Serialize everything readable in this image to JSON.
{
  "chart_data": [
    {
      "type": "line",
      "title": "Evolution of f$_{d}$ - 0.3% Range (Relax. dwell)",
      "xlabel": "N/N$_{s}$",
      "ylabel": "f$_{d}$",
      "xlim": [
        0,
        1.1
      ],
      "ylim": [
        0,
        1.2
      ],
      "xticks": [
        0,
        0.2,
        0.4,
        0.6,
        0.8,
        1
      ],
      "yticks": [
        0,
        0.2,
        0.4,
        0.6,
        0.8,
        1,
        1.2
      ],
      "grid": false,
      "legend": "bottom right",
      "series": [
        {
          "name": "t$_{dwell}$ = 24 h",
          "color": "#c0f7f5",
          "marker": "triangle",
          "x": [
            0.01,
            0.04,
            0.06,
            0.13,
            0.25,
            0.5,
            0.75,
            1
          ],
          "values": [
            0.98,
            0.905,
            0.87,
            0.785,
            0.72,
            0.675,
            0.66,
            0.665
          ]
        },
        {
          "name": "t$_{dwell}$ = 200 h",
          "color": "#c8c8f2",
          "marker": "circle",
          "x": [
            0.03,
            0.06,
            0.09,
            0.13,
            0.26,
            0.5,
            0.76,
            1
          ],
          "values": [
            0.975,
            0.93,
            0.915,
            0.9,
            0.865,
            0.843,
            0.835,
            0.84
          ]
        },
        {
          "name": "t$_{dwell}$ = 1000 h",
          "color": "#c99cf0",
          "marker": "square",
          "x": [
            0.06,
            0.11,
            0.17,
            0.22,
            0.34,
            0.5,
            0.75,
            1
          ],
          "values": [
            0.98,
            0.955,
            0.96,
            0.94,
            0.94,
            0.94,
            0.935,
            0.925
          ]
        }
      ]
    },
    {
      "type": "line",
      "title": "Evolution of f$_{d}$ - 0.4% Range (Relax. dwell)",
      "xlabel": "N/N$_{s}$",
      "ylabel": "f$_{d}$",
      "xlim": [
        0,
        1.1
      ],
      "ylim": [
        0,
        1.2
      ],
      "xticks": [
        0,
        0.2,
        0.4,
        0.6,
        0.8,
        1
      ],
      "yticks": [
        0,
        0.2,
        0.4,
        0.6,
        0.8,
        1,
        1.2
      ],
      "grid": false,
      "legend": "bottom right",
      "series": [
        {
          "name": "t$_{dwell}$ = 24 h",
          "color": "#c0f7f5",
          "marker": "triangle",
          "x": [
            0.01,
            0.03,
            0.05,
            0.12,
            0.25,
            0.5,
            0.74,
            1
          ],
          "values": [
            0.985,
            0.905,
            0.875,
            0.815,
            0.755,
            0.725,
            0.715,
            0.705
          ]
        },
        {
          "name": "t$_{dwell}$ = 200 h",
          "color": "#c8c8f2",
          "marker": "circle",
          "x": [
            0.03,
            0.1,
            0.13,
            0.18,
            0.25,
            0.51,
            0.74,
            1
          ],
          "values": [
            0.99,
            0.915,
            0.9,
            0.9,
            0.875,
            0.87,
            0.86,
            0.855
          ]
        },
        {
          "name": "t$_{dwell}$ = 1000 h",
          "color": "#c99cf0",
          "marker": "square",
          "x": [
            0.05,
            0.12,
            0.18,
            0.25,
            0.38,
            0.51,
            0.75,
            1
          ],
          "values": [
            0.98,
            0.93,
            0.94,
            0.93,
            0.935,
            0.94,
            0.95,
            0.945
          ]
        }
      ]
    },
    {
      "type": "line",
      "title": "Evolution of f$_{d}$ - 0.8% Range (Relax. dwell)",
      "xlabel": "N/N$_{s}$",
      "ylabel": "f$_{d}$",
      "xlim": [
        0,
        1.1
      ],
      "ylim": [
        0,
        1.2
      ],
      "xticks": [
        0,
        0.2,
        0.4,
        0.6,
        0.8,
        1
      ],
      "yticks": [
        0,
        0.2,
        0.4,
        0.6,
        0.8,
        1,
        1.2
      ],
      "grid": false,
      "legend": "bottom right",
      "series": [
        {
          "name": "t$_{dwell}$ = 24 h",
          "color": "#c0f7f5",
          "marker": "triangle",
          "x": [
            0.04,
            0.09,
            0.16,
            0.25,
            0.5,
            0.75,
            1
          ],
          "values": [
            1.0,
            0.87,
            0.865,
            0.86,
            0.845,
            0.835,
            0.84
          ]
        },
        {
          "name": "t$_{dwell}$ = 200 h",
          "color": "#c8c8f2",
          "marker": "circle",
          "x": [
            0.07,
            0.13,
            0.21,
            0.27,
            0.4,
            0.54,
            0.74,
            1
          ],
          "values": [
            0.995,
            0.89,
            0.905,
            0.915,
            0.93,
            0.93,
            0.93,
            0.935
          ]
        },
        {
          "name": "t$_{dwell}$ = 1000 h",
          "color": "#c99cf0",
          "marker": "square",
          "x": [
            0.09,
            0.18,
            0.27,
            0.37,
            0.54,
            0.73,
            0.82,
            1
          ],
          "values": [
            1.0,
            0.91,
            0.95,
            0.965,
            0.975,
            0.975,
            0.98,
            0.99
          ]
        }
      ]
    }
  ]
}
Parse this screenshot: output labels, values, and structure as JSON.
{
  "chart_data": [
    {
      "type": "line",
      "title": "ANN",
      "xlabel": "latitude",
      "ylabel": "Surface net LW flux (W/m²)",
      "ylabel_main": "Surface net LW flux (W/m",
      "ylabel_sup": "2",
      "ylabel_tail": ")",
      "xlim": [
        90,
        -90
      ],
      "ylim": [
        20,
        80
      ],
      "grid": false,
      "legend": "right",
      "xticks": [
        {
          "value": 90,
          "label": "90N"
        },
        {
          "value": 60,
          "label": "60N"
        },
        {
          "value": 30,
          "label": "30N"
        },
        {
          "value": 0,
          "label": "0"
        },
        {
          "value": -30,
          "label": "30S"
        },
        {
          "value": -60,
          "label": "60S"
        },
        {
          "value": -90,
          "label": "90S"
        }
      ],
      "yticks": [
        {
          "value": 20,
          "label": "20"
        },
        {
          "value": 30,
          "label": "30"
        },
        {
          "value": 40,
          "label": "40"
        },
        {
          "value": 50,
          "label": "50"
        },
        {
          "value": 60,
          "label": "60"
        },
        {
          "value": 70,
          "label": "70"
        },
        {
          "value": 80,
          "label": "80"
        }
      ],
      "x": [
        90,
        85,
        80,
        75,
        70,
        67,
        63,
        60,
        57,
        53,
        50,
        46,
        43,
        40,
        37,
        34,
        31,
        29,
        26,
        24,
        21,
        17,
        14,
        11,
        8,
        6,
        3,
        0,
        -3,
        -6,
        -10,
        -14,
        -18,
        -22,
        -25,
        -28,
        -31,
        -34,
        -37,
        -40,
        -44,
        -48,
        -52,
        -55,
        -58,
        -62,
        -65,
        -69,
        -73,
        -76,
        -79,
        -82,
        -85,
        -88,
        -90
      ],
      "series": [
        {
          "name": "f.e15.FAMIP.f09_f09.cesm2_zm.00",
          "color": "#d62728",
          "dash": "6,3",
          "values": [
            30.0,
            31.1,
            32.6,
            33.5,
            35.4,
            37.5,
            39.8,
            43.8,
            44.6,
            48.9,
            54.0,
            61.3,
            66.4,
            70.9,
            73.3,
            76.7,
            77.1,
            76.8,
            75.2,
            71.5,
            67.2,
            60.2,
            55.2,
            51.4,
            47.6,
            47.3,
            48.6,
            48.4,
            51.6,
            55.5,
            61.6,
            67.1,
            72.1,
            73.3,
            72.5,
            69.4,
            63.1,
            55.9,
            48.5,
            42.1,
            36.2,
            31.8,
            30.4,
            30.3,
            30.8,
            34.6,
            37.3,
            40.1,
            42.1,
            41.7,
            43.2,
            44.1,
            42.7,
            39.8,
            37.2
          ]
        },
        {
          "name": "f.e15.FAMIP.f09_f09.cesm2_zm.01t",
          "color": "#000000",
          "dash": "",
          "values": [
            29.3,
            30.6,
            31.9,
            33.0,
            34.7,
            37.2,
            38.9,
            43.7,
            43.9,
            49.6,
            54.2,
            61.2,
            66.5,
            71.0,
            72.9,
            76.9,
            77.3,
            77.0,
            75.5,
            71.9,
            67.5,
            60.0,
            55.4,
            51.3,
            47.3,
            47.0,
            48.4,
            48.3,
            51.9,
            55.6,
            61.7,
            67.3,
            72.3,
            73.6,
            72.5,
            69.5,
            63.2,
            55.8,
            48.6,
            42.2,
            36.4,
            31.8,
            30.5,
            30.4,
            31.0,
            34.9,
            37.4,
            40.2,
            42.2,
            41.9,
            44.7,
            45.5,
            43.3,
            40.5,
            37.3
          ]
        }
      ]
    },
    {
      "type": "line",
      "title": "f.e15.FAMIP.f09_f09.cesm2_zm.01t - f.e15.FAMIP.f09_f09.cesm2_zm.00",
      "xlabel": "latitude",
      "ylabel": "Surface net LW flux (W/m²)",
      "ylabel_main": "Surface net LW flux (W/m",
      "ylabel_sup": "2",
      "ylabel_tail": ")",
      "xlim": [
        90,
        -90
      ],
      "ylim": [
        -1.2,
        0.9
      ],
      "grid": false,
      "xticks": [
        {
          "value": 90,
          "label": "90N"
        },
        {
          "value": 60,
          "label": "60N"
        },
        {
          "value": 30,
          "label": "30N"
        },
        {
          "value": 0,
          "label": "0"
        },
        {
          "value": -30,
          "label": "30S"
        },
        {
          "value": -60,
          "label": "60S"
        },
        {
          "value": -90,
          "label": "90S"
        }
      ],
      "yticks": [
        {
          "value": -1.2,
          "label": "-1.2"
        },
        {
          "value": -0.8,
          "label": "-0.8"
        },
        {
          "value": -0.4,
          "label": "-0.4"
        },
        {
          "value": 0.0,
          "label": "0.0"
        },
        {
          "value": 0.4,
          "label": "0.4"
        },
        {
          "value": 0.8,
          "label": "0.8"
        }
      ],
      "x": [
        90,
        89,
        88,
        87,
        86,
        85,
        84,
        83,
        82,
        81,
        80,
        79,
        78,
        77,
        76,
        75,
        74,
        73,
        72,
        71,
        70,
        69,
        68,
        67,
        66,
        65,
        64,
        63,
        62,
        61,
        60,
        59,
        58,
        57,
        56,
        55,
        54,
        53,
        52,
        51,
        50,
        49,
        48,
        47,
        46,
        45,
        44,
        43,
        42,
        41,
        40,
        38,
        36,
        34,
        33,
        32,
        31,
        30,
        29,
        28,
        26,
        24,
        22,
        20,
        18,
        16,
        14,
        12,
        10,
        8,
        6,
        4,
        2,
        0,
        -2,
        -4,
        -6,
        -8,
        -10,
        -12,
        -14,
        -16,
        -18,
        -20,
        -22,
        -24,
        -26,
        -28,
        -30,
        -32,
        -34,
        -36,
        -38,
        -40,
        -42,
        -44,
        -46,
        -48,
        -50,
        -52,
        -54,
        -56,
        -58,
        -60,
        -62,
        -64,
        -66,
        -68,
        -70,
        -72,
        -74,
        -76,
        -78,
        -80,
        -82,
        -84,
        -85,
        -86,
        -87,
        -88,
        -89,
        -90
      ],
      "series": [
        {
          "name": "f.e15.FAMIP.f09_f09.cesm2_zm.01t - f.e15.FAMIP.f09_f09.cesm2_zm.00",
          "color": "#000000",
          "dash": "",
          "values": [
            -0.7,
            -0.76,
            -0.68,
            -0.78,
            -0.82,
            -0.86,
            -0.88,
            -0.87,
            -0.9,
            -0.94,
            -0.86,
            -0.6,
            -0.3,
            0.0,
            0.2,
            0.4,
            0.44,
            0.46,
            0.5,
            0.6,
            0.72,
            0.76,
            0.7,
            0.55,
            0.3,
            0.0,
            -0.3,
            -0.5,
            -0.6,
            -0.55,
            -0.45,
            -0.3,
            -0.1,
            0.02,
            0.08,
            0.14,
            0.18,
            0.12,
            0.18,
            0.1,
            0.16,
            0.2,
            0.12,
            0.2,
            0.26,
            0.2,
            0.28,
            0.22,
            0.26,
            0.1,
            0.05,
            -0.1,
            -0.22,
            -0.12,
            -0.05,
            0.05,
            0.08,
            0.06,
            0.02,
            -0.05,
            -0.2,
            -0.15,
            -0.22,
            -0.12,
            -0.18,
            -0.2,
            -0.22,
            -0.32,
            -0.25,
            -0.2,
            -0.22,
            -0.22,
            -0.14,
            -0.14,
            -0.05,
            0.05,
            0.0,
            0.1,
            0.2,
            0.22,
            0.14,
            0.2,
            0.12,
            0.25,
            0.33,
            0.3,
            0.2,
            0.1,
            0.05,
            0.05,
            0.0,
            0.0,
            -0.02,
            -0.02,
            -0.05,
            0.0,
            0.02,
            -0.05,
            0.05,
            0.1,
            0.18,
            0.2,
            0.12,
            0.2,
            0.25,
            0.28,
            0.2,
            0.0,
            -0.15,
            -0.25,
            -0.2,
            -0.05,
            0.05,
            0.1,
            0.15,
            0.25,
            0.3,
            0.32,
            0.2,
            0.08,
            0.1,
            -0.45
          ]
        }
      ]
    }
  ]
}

* **EXERCISE REQUIREMENTS**
Scan the records above for the string "JSON", then select every line that holds it.

* **WRITTEN ANSWER**
Serialize everything readable in this image to JSON.
Parse this screenshot: output labels, values, and structure as JSON.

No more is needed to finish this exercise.